* **STATED PROBLEM**: Every record below should be printed exactly as it appears.

* **RECORD EXTRACTS**:
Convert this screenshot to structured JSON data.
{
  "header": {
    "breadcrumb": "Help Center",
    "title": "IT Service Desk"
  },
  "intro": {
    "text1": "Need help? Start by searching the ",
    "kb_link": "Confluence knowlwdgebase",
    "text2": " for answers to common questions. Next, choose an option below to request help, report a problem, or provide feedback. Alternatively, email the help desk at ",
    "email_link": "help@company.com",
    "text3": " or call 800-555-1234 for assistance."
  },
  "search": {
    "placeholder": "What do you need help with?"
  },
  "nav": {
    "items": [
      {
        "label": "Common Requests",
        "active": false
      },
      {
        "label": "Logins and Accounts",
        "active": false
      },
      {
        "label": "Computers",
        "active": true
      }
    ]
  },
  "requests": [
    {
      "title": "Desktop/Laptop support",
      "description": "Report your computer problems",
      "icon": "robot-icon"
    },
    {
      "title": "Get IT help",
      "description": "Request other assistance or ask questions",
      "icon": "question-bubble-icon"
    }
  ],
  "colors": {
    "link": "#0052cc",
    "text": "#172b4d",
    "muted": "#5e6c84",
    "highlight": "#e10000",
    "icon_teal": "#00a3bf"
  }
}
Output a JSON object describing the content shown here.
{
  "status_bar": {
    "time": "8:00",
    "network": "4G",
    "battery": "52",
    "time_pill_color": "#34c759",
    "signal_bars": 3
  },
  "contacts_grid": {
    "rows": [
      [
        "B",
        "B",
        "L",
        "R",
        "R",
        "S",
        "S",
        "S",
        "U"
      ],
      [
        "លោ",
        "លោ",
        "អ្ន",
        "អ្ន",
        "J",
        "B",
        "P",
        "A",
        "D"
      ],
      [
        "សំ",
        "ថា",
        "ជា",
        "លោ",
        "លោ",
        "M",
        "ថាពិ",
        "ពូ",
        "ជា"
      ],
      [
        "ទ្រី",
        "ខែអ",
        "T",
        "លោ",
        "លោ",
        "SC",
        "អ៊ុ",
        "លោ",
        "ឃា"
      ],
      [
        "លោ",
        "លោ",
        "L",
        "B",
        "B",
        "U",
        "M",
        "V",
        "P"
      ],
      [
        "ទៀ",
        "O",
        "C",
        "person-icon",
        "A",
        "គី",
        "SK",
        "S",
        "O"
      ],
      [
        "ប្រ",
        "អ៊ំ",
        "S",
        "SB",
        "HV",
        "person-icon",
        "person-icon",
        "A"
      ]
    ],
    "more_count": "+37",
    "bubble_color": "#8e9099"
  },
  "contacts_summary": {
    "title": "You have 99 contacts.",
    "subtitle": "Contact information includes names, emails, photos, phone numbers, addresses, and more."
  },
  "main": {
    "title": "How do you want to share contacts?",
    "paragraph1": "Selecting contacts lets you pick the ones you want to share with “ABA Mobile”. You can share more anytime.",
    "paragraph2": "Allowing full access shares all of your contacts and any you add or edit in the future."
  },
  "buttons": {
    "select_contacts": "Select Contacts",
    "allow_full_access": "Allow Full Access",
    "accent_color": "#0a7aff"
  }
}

* **SOLUTION**:
Convert this screenshot to structured JSON data.
{
  "header": {
    "breadcrumb": "Help Center",
    "title": "IT Service Desk"
  },
  "intro": {
    "text1": "Need help? Start by searching the ",
    "kb_link": "Confluence knowlwdgebase",
    "text2": " for answers to common questions. Next, choose an option below to request help, report a problem, or provide feedback. Alternatively, email the help desk at ",
    "email_link": "help@company.com",
    "text3": " or call 800-555-1234 for assistance."
  },
  "search": {
    "placeholder": "What do you need help with?"
  },
  "nav": {
    "items": [
      {
        "label": "Common Requests",
        "active": false
      },
      {
        "label": "Logins and Accounts",
        "active": false
      },
      {
        "label": "Computers",
        "active": true
      }
    ]
  },
  "requests": [
    {
      "title": "Desktop/Laptop support",
      "description": "Report your computer problems",
      "icon": "robot-icon"
    },
    {
      "title": "Get IT help",
      "description": "Request other assistance or ask questions",
      "icon": "question-bubble-icon"
    }
  ],
  "colors": {
    "link": "#0052cc",
    "text": "#172b4d",
    "muted": "#5e6c84",
    "highlight": "#e10000",
    "icon_teal": "#00a3bf"
  }
}
Output a JSON object describing the content shown here.
{
  "status_bar": {
    "time": "8:00",
    "network": "4G",
    "battery": "52",
    "time_pill_color": "#34c759",
    "signal_bars": 3
  },
  "contacts_grid": {
    "rows": [
      [
        "B",
        "B",
        "L",
        "R",
        "R",
        "S",
        "S",
        "S",
        "U"
      ],
      [
        "លោ",
        "លោ",
        "អ្ន",
        "អ្ន",
        "J",
        "B",
        "P",
        "A",
        "D"
      ],
      [
        "សំ",
        "ថា",
        "ជា",
        "លោ",
        "លោ",
        "M",
        "ថាពិ",
        "ពូ",
        "ជា"
      ],
      [
        "ទ្រី",
        "ខែអ",
        "T",
        "លោ",
        "លោ",
        "SC",
        "អ៊ុ",
        "លោ",
        "ឃា"
      ],
      [
        "លោ",
        "លោ",
        "L",
        "B",
        "B",
        "U",
        "M",
        "V",
        "P"
      ],
      [
        "ទៀ",
        "O",
        "C",
        "person-icon",
        "A",
        "គី",
        "SK",
        "S",
        "O"
      ],
      [
        "ប្រ",
        "អ៊ំ",
        "S",
        "SB",
        "HV",
        "person-icon",
        "person-icon",
        "A"
      ]
    ],
    "more_count": "+37",
    "bubble_color": "#8e9099"
  },
  "contacts_summary": {
    "title": "You have 99 contacts.",
    "subtitle": "Contact information includes names, emails, photos, phone numbers, addresses, and more."
  },
  "main": {
    "title": "How do you want to share contacts?",
    "paragraph1": "Selecting contacts lets you pick the ones you want to share with “ABA Mobile”. You can share more anytime.",
    "paragraph2": "Allowing full access shares all of your contacts and any you add or edit in the future."
  },
  "buttons": {
    "select_contacts": "Select Contacts",
    "allow_full_access": "Allow Full Access",
    "accent_color": "#0a7aff"
  }
}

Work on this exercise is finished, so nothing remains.